## EXERCISE GOAL
Pictures do not belong in your copy. Repeat all the other data exactly.
········
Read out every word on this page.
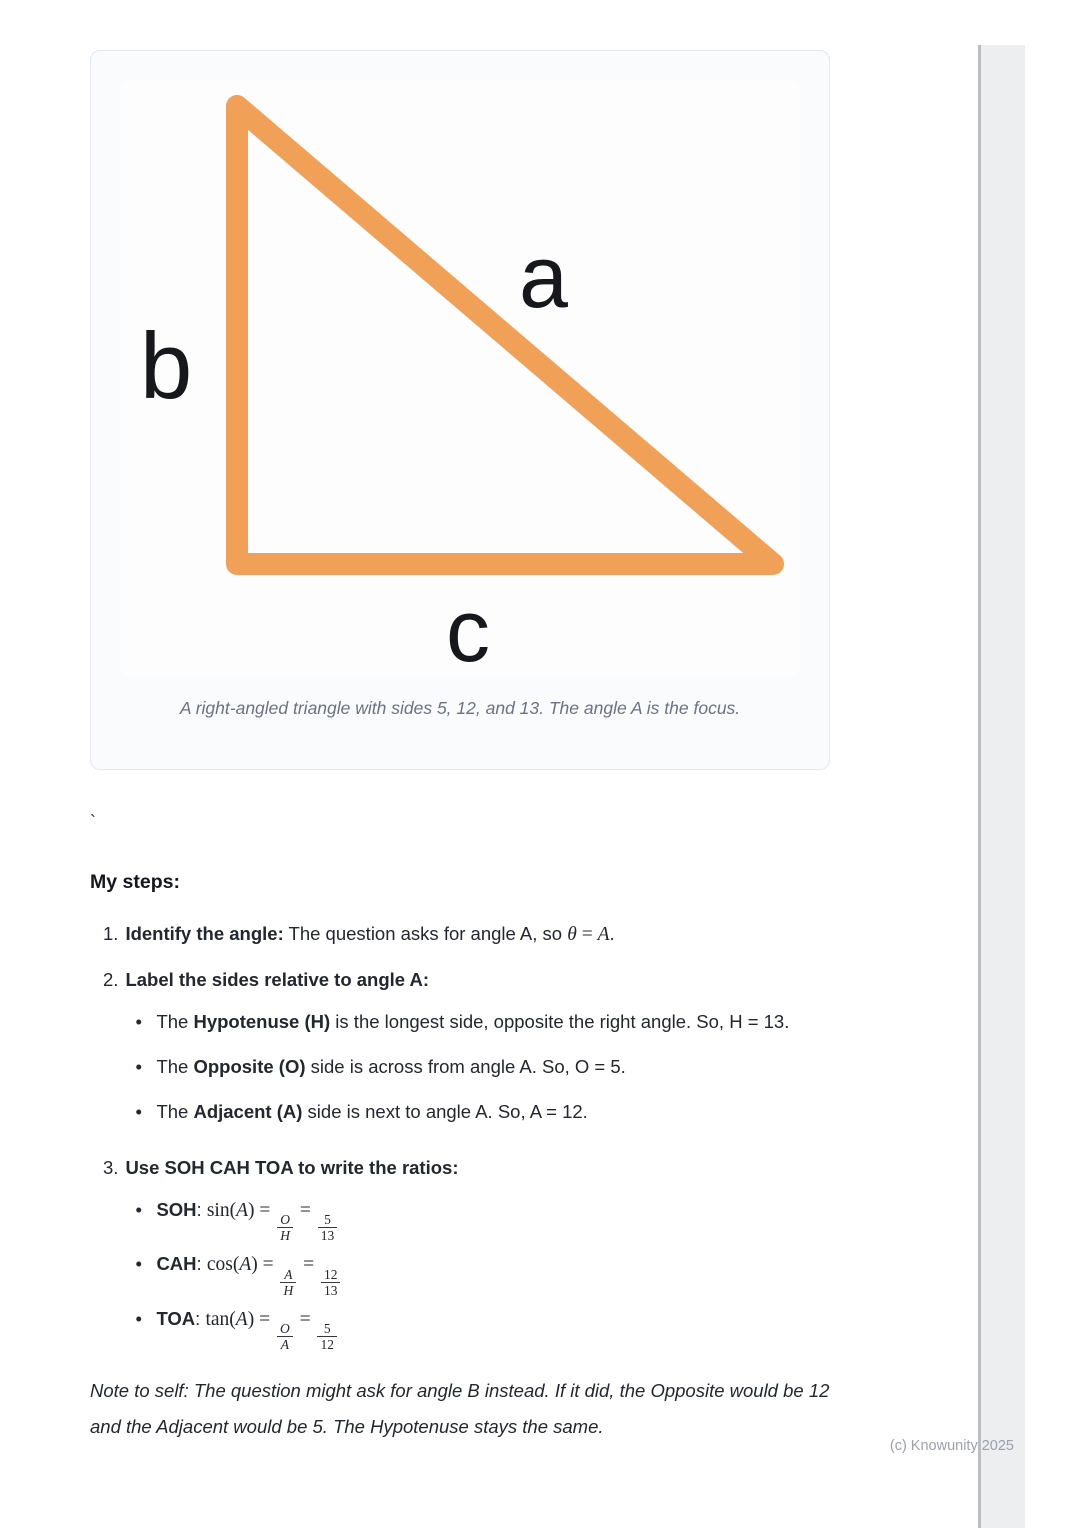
(c) Knowunity 2025
a
b
c
A right-angled triangle with sides 5, 12, and 13. The angle A is the focus.
`
My steps:
1. Identify the angle: The question asks for angle A, so θ = A.
2. Label the sides relative to angle A:
• The Hypotenuse (H) is the longest side, opposite the right angle. So, H = 13.
• The Opposite (O) side is across from angle A. So, O = 5.
• The Adjacent (A) side is next to angle A. So, A = 12.
3. Use SOH CAH TOA to write the ratios:
• SOH: sin(A) =
$\frac{O}{H}$
=
$\frac{5}{13}$
• CAH: cos(A) =
$\frac{A}{H}$
=
$\frac{12}{13}$
• TOA: tan(A) =
$\frac{O}{A}$
=
$\frac{5}{12}$
Note to self: The question might ask for angle B instead. If it did, the Opposite would be 12 and the Adjacent would be 5. The Hypotenuse stays the same.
········
## SOLUTION
Read out every word on this page.
(c) Knowunity 2025
a
b
c
A right-angled triangle with sides 5, 12, and 13. The angle A is the focus.
`
My steps:
1. Identify the angle: The question asks for angle A, so θ = A.
2. Label the sides relative to angle A:
• The Hypotenuse (H) is the longest side, opposite the right angle. So, H = 13.
• The Opposite (O) side is across from angle A. So, O = 5.
• The Adjacent (A) side is next to angle A. So, A = 12.
3. Use SOH CAH TOA to write the ratios:
• SOH: sin(A) =
$\frac{O}{H}$
=
$\frac{5}{13}$
• CAH: cos(A) =
$\frac{A}{H}$
=
$\frac{12}{13}$
• TOA: tan(A) =
$\frac{O}{A}$
=
$\frac{5}{12}$
Note to self: The question might ask for angle B instead. If it did, the Opposite would be 12 and the Adjacent would be 5. The Hypotenuse stays the same.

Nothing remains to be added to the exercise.